> **TASK DESCRIPTION**
Within the material below, find each line bearing the word "title" and present it.

> **MATERIAL FOR THIS TASK**
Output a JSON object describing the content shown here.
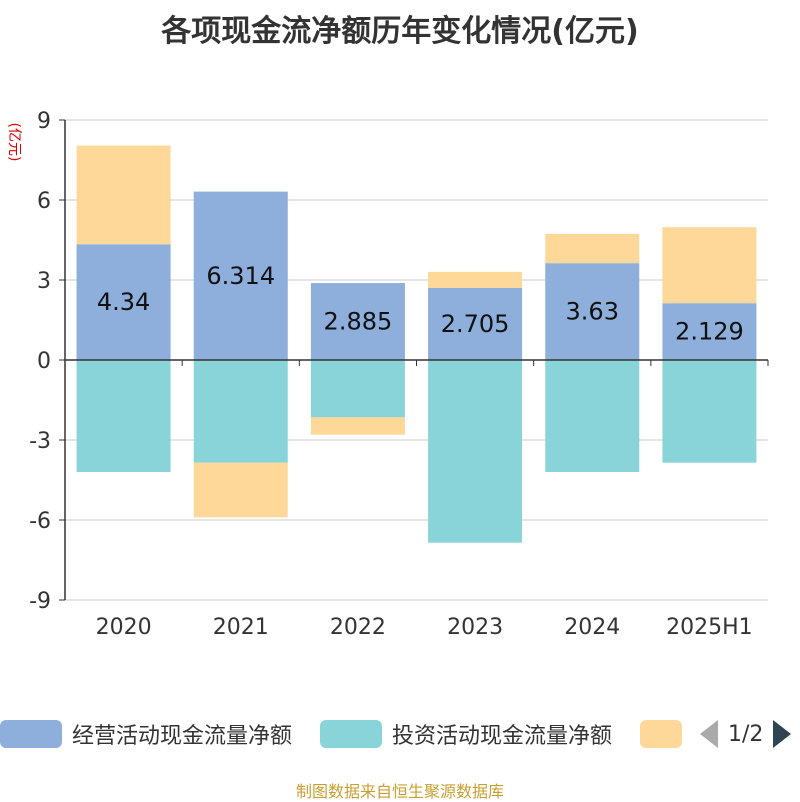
{
  "title": "各项现金流净额历年变化情况(亿元)",
  "source": "制图数据来自恒生聚源数据库",
  "legend": {
    "items": [
      {
        "label": "经营活动现金流量净额",
        "color": "#8eaedb"
      },
      {
        "label": "投资活动现金流量净额",
        "color": "#88d4d8"
      },
      {
        "label": "",
        "color": "#fdd898"
      }
    ],
    "pager": "1/2"
  },
  "chart_data": {
    "type": "bar",
    "stacked": true,
    "ylabel": "(亿元)",
    "ylim": [
      -9,
      9
    ],
    "yticks": [
      -9,
      -6,
      -3,
      0,
      3,
      6,
      9
    ],
    "grid": true,
    "legend_position": "bottom",
    "categories": [
      "2020",
      "2021",
      "2022",
      "2023",
      "2024",
      "2025H1"
    ],
    "series": [
      {
        "name": "经营活动现金流量净额",
        "color": "#8eaedb",
        "values": [
          4.34,
          6.314,
          2.885,
          2.705,
          3.63,
          2.129
        ],
        "labels": [
          "4.34",
          "6.314",
          "2.885",
          "2.705",
          "3.63",
          "2.129"
        ]
      },
      {
        "name": "投资活动现金流量净额",
        "color": "#88d4d8",
        "values": [
          -4.2,
          -3.85,
          -2.15,
          -6.85,
          -4.2,
          -3.85
        ]
      },
      {
        "color": "#fdd898",
        "values": [
          3.7,
          -2.05,
          -0.65,
          0.6,
          1.1,
          2.85
        ]
      }
    ]
  }
}
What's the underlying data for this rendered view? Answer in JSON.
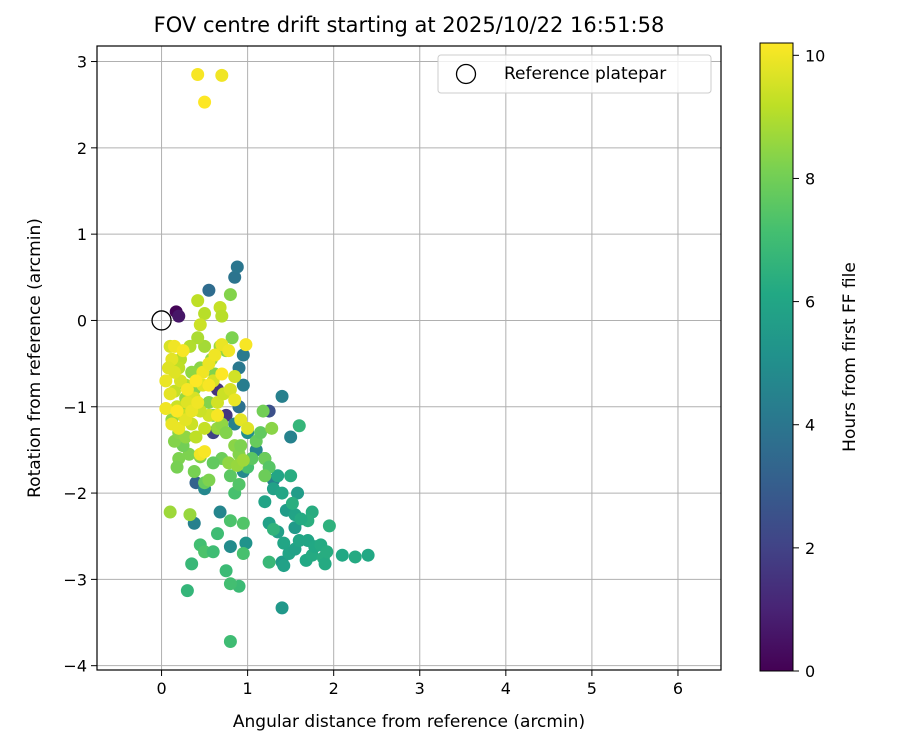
{
  "chart_data": {
    "type": "scatter",
    "title": "FOV centre drift starting at 2025/10/22 16:51:58",
    "xlabel": "Angular distance from reference (arcmin)",
    "ylabel": "Rotation from reference (arcmin)",
    "xlim": [
      -0.75,
      6.5
    ],
    "ylim": [
      -4.05,
      3.18
    ],
    "xticks": [
      0,
      1,
      2,
      3,
      4,
      5,
      6
    ],
    "yticks": [
      -4,
      -3,
      -2,
      -1,
      0,
      1,
      2,
      3
    ],
    "grid": true,
    "legend": {
      "location": "top-right",
      "entries": [
        "Reference platepar"
      ]
    },
    "reference_point": {
      "label": "Reference platepar",
      "x": 0,
      "y": 0
    },
    "colorbar": {
      "label": "Hours from first FF file",
      "range": [
        0,
        10.2
      ],
      "ticks": [
        0,
        2,
        4,
        6,
        8,
        10
      ],
      "colormap": "viridis",
      "colors": [
        "#440154",
        "#482475",
        "#414487",
        "#355f8d",
        "#2a788e",
        "#21918c",
        "#22a884",
        "#44bf70",
        "#7ad151",
        "#bddf26",
        "#fde725"
      ]
    },
    "points": [
      [
        0.17,
        0.1,
        0.1
      ],
      [
        0.2,
        0.05,
        0.6
      ],
      [
        0.65,
        -0.8,
        1.5
      ],
      [
        0.9,
        -1.0,
        1.8
      ],
      [
        0.6,
        -1.3,
        2.0
      ],
      [
        0.75,
        -1.1,
        1.6
      ],
      [
        1.25,
        -1.05,
        2.5
      ],
      [
        0.55,
        0.35,
        3.6
      ],
      [
        0.85,
        0.5,
        3.9
      ],
      [
        0.88,
        0.62,
        4.0
      ],
      [
        0.95,
        -0.4,
        4.2
      ],
      [
        0.9,
        -0.55,
        4.1
      ],
      [
        0.95,
        -0.75,
        4.3
      ],
      [
        0.9,
        -1.0,
        3.8
      ],
      [
        0.4,
        -1.88,
        3.2
      ],
      [
        1.4,
        -0.88,
        4.4
      ],
      [
        1.5,
        -1.35,
        4.5
      ],
      [
        0.85,
        -1.2,
        4.5
      ],
      [
        1.1,
        -1.5,
        4.6
      ],
      [
        0.95,
        -1.75,
        4.8
      ],
      [
        0.8,
        -2.62,
        4.9
      ],
      [
        0.38,
        -2.35,
        4.4
      ],
      [
        0.68,
        -2.22,
        4.6
      ],
      [
        1.3,
        -1.85,
        4.5
      ],
      [
        0.5,
        -1.95,
        4.7
      ],
      [
        0.98,
        -2.58,
        5.2
      ],
      [
        1.0,
        -1.3,
        5.0
      ],
      [
        1.2,
        -1.6,
        5.3
      ],
      [
        1.4,
        -3.33,
        5.4
      ],
      [
        1.4,
        -2.8,
        5.5
      ],
      [
        1.55,
        -2.4,
        5.5
      ],
      [
        1.58,
        -2.0,
        5.6
      ],
      [
        1.6,
        -1.22,
        6.7
      ],
      [
        1.35,
        -1.8,
        6.0
      ],
      [
        1.3,
        -1.95,
        5.8
      ],
      [
        1.45,
        -2.2,
        5.6
      ],
      [
        1.2,
        -2.1,
        5.9
      ],
      [
        1.25,
        -2.35,
        5.8
      ],
      [
        1.35,
        -2.45,
        5.7
      ],
      [
        1.42,
        -2.58,
        6.0
      ],
      [
        1.48,
        -2.7,
        5.9
      ],
      [
        1.55,
        -2.65,
        5.8
      ],
      [
        1.6,
        -2.55,
        6.0
      ],
      [
        1.68,
        -2.78,
        6.1
      ],
      [
        1.7,
        -2.55,
        6.0
      ],
      [
        1.75,
        -2.72,
        6.2
      ],
      [
        1.78,
        -2.62,
        6.1
      ],
      [
        1.85,
        -2.6,
        6.2
      ],
      [
        1.88,
        -2.75,
        6.3
      ],
      [
        1.9,
        -2.82,
        6.2
      ],
      [
        1.92,
        -2.68,
        6.3
      ],
      [
        1.95,
        -2.38,
        6.5
      ],
      [
        2.1,
        -2.72,
        6.1
      ],
      [
        2.25,
        -2.74,
        6.2
      ],
      [
        2.4,
        -2.72,
        6.1
      ],
      [
        1.42,
        -2.84,
        5.8
      ],
      [
        1.55,
        -2.25,
        5.9
      ],
      [
        1.75,
        -2.22,
        6.3
      ],
      [
        1.7,
        -2.32,
        6.4
      ],
      [
        1.62,
        -2.3,
        6.2
      ],
      [
        1.52,
        -2.12,
        6.4
      ],
      [
        1.4,
        -2.0,
        6.0
      ],
      [
        1.5,
        -1.8,
        6.3
      ],
      [
        1.3,
        -2.42,
        6.6
      ],
      [
        1.25,
        -2.8,
        6.8
      ],
      [
        0.8,
        -3.72,
        7.0
      ],
      [
        0.9,
        -3.08,
        6.9
      ],
      [
        0.8,
        -3.05,
        7.1
      ],
      [
        0.75,
        -2.9,
        6.9
      ],
      [
        0.95,
        -2.7,
        7.2
      ],
      [
        0.45,
        -2.6,
        7.1
      ],
      [
        0.5,
        -2.68,
        7.3
      ],
      [
        0.6,
        -2.68,
        7.0
      ],
      [
        0.65,
        -2.47,
        7.0
      ],
      [
        0.95,
        -2.35,
        7.4
      ],
      [
        0.8,
        -2.32,
        7.3
      ],
      [
        0.35,
        -2.82,
        6.8
      ],
      [
        0.3,
        -3.13,
        6.7
      ],
      [
        0.85,
        -2.0,
        7.2
      ],
      [
        0.9,
        -1.9,
        7.4
      ],
      [
        0.8,
        -1.8,
        7.6
      ],
      [
        1.0,
        -1.7,
        7.2
      ],
      [
        1.05,
        -1.6,
        7.6
      ],
      [
        1.1,
        -1.4,
        7.8
      ],
      [
        1.15,
        -1.3,
        7.7
      ],
      [
        1.18,
        -1.05,
        8.0
      ],
      [
        1.2,
        -1.6,
        7.9
      ],
      [
        1.25,
        -1.7,
        7.5
      ],
      [
        1.2,
        -1.8,
        7.9
      ],
      [
        1.28,
        -1.25,
        8.4
      ],
      [
        0.7,
        -1.6,
        7.9
      ],
      [
        0.6,
        -1.65,
        7.7
      ],
      [
        0.5,
        -1.88,
        7.8
      ],
      [
        0.55,
        -1.85,
        8.2
      ],
      [
        0.45,
        -1.58,
        8.3
      ],
      [
        0.38,
        -1.75,
        8.1
      ],
      [
        0.32,
        -1.55,
        8.2
      ],
      [
        0.25,
        -1.45,
        8.0
      ],
      [
        0.2,
        -1.6,
        8.2
      ],
      [
        0.18,
        -1.7,
        8.1
      ],
      [
        0.15,
        -1.4,
        8.3
      ],
      [
        0.12,
        -1.15,
        8.6
      ],
      [
        0.2,
        -1.3,
        8.4
      ],
      [
        0.28,
        -1.35,
        8.5
      ],
      [
        0.1,
        -2.22,
        8.7
      ],
      [
        0.33,
        -2.25,
        8.6
      ],
      [
        0.8,
        0.3,
        8.3
      ],
      [
        0.82,
        -0.2,
        8.2
      ],
      [
        0.75,
        -0.35,
        8.4
      ],
      [
        0.62,
        -0.62,
        8.3
      ],
      [
        0.45,
        -0.55,
        8.4
      ],
      [
        0.35,
        -0.6,
        8.5
      ],
      [
        0.38,
        -0.8,
        8.4
      ],
      [
        0.28,
        -0.9,
        8.6
      ],
      [
        0.3,
        -1.05,
        8.5
      ],
      [
        0.55,
        -0.95,
        8.3
      ],
      [
        0.6,
        -1.1,
        8.4
      ],
      [
        0.65,
        -1.25,
        8.6
      ],
      [
        0.7,
        -1.2,
        8.5
      ],
      [
        0.75,
        -1.3,
        8.3
      ],
      [
        0.85,
        -1.45,
        8.4
      ],
      [
        0.9,
        -1.55,
        8.3
      ],
      [
        0.78,
        -1.65,
        8.5
      ],
      [
        0.88,
        -1.68,
        8.6
      ],
      [
        0.95,
        -1.62,
        8.7
      ],
      [
        0.92,
        -1.45,
        8.2
      ],
      [
        0.58,
        -0.45,
        8.6
      ],
      [
        0.68,
        -0.3,
        8.7
      ],
      [
        0.5,
        -0.3,
        8.8
      ],
      [
        0.42,
        -0.2,
        8.9
      ],
      [
        0.33,
        -0.3,
        9.0
      ],
      [
        0.22,
        -0.45,
        9.1
      ],
      [
        0.28,
        -0.75,
        9.0
      ],
      [
        0.42,
        0.23,
        9.2
      ],
      [
        0.5,
        0.08,
        9.1
      ],
      [
        0.68,
        0.15,
        9.3
      ],
      [
        0.7,
        0.05,
        9.1
      ],
      [
        0.45,
        -0.05,
        9.4
      ],
      [
        0.2,
        -0.55,
        9.2
      ],
      [
        0.15,
        -0.82,
        9.3
      ],
      [
        0.18,
        -1.0,
        9.4
      ],
      [
        0.25,
        -1.1,
        9.3
      ],
      [
        0.35,
        -1.2,
        9.4
      ],
      [
        0.4,
        -1.35,
        9.2
      ],
      [
        0.5,
        -1.25,
        9.3
      ],
      [
        0.55,
        -1.1,
        9.5
      ],
      [
        0.45,
        -1.05,
        9.4
      ],
      [
        0.65,
        -0.95,
        9.5
      ],
      [
        0.72,
        -0.85,
        9.4
      ],
      [
        0.8,
        -0.8,
        9.6
      ],
      [
        0.85,
        -0.65,
        9.5
      ],
      [
        0.6,
        -0.7,
        9.6
      ],
      [
        0.48,
        -0.75,
        9.7
      ],
      [
        0.38,
        -0.9,
        9.6
      ],
      [
        0.3,
        -0.95,
        9.7
      ],
      [
        0.22,
        -0.7,
        9.6
      ],
      [
        0.15,
        -0.6,
        9.7
      ],
      [
        0.12,
        -0.45,
        9.8
      ],
      [
        0.1,
        -0.3,
        9.6
      ],
      [
        0.08,
        -0.55,
        9.7
      ],
      [
        0.05,
        -0.7,
        9.9
      ],
      [
        0.1,
        -0.85,
        9.8
      ],
      [
        0.05,
        -1.02,
        10.0
      ],
      [
        0.12,
        -1.2,
        9.9
      ],
      [
        0.2,
        -1.25,
        9.9
      ],
      [
        0.28,
        -1.15,
        9.8
      ],
      [
        0.35,
        -1.05,
        9.9
      ],
      [
        0.42,
        -0.95,
        10.0
      ],
      [
        0.48,
        -0.6,
        10.0
      ],
      [
        0.55,
        -0.5,
        9.9
      ],
      [
        0.62,
        -0.4,
        10.0
      ],
      [
        0.7,
        -0.28,
        9.9
      ],
      [
        0.78,
        -0.35,
        10.0
      ],
      [
        0.98,
        -0.28,
        10.1
      ],
      [
        0.92,
        -1.15,
        9.8
      ],
      [
        1.0,
        -1.25,
        9.7
      ],
      [
        0.45,
        -1.55,
        10.0
      ],
      [
        0.5,
        -1.52,
        10.1
      ],
      [
        0.85,
        -0.92,
        9.9
      ],
      [
        0.65,
        -1.1,
        10.1
      ],
      [
        0.15,
        -0.3,
        10.0
      ],
      [
        0.25,
        -0.35,
        10.1
      ],
      [
        0.55,
        -0.75,
        10.1
      ],
      [
        0.7,
        -0.62,
        10.2
      ],
      [
        0.4,
        -0.7,
        10.2
      ],
      [
        0.3,
        -0.8,
        10.1
      ],
      [
        0.18,
        -1.05,
        10.2
      ],
      [
        0.42,
        2.85,
        10.1
      ],
      [
        0.7,
        2.84,
        10.0
      ],
      [
        0.5,
        2.53,
        10.2
      ]
    ]
  }
}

> **TASK ANSWER**
  "title": "各项现金流净额历年变化情况(亿元)",
    "title": "FOV centre drift starting at 2025/10/22 16:51:58",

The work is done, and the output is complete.